─── Items ───
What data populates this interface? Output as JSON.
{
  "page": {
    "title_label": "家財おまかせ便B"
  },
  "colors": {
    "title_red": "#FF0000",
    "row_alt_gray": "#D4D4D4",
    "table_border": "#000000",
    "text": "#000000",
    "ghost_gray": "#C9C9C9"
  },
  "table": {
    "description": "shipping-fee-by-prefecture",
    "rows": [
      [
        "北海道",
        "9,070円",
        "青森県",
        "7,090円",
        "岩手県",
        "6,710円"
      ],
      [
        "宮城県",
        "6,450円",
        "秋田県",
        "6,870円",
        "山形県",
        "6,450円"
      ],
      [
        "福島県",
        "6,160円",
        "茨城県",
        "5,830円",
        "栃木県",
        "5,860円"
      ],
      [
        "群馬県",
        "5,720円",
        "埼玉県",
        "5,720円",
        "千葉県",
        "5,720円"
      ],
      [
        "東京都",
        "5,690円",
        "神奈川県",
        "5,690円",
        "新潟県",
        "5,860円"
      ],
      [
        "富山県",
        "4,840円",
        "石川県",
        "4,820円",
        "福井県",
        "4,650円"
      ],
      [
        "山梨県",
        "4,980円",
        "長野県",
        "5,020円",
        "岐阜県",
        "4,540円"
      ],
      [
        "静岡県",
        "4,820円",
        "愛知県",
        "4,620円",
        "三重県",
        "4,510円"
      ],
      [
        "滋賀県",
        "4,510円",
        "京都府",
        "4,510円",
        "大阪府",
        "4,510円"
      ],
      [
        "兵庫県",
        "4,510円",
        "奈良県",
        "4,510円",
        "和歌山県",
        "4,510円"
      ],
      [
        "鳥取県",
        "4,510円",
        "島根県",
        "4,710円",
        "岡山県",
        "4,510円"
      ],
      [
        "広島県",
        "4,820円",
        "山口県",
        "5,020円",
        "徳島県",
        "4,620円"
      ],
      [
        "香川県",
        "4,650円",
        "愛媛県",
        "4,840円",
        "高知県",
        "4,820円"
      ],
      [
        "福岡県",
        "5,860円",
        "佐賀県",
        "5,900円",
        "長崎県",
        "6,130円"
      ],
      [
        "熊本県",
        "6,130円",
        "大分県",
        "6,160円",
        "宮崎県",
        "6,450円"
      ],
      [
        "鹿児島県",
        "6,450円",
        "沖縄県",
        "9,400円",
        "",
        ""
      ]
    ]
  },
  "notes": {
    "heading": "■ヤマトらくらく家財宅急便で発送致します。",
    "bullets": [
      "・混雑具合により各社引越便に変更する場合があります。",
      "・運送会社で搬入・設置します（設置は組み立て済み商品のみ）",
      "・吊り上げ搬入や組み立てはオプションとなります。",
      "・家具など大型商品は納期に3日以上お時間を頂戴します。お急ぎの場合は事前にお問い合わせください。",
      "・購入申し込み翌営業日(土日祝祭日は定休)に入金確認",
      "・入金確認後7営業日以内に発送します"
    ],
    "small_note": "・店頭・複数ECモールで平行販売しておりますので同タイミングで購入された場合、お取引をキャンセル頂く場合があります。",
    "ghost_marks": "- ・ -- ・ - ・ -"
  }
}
───
● Exercise
Write out all of the records above exactly as they appear.

● Output for this exercise
What data populates this interface? Output as JSON.
{
  "page": {
    "title_label": "家財おまかせ便B"
  },
  "colors": {
    "title_red": "#FF0000",
    "row_alt_gray": "#D4D4D4",
    "table_border": "#000000",
    "text": "#000000",
    "ghost_gray": "#C9C9C9"
  },
  "table": {
    "description": "shipping-fee-by-prefecture",
    "rows": [
      [
        "北海道",
        "9,070円",
        "青森県",
        "7,090円",
        "岩手県",
        "6,710円"
      ],
      [
        "宮城県",
        "6,450円",
        "秋田県",
        "6,870円",
        "山形県",
        "6,450円"
      ],
      [
        "福島県",
        "6,160円",
        "茨城県",
        "5,830円",
        "栃木県",
        "5,860円"
      ],
      [
        "群馬県",
        "5,720円",
        "埼玉県",
        "5,720円",
        "千葉県",
        "5,720円"
      ],
      [
        "東京都",
        "5,690円",
        "神奈川県",
        "5,690円",
        "新潟県",
        "5,860円"
      ],
      [
        "富山県",
        "4,840円",
        "石川県",
        "4,820円",
        "福井県",
        "4,650円"
      ],
      [
        "山梨県",
        "4,980円",
        "長野県",
        "5,020円",
        "岐阜県",
        "4,540円"
      ],
      [
        "静岡県",
        "4,820円",
        "愛知県",
        "4,620円",
        "三重県",
        "4,510円"
      ],
      [
        "滋賀県",
        "4,510円",
        "京都府",
        "4,510円",
        "大阪府",
        "4,510円"
      ],
      [
        "兵庫県",
        "4,510円",
        "奈良県",
        "4,510円",
        "和歌山県",
        "4,510円"
      ],
      [
        "鳥取県",
        "4,510円",
        "島根県",
        "4,710円",
        "岡山県",
        "4,510円"
      ],
      [
        "広島県",
        "4,820円",
        "山口県",
        "5,020円",
        "徳島県",
        "4,620円"
      ],
      [
        "香川県",
        "4,650円",
        "愛媛県",
        "4,840円",
        "高知県",
        "4,820円"
      ],
      [
        "福岡県",
        "5,860円",
        "佐賀県",
        "5,900円",
        "長崎県",
        "6,130円"
      ],
      [
        "熊本県",
        "6,130円",
        "大分県",
        "6,160円",
        "宮崎県",
        "6,450円"
      ],
      [
        "鹿児島県",
        "6,450円",
        "沖縄県",
        "9,400円",
        "",
        ""
      ]
    ]
  },
  "notes": {
    "heading": "■ヤマトらくらく家財宅急便で発送致します。",
    "bullets": [
      "・混雑具合により各社引越便に変更する場合があります。",
      "・運送会社で搬入・設置します（設置は組み立て済み商品のみ）",
      "・吊り上げ搬入や組み立てはオプションとなります。",
      "・家具など大型商品は納期に3日以上お時間を頂戴します。お急ぎの場合は事前にお問い合わせください。",
      "・購入申し込み翌営業日(土日祝祭日は定休)に入金確認",
      "・入金確認後7営業日以内に発送します"
    ],
    "small_note": "・店頭・複数ECモールで平行販売しておりますので同タイミングで購入された場合、お取引をキャンセル頂く場合があります。",
    "ghost_marks": "- ・ -- ・ - ・ -"
  }
}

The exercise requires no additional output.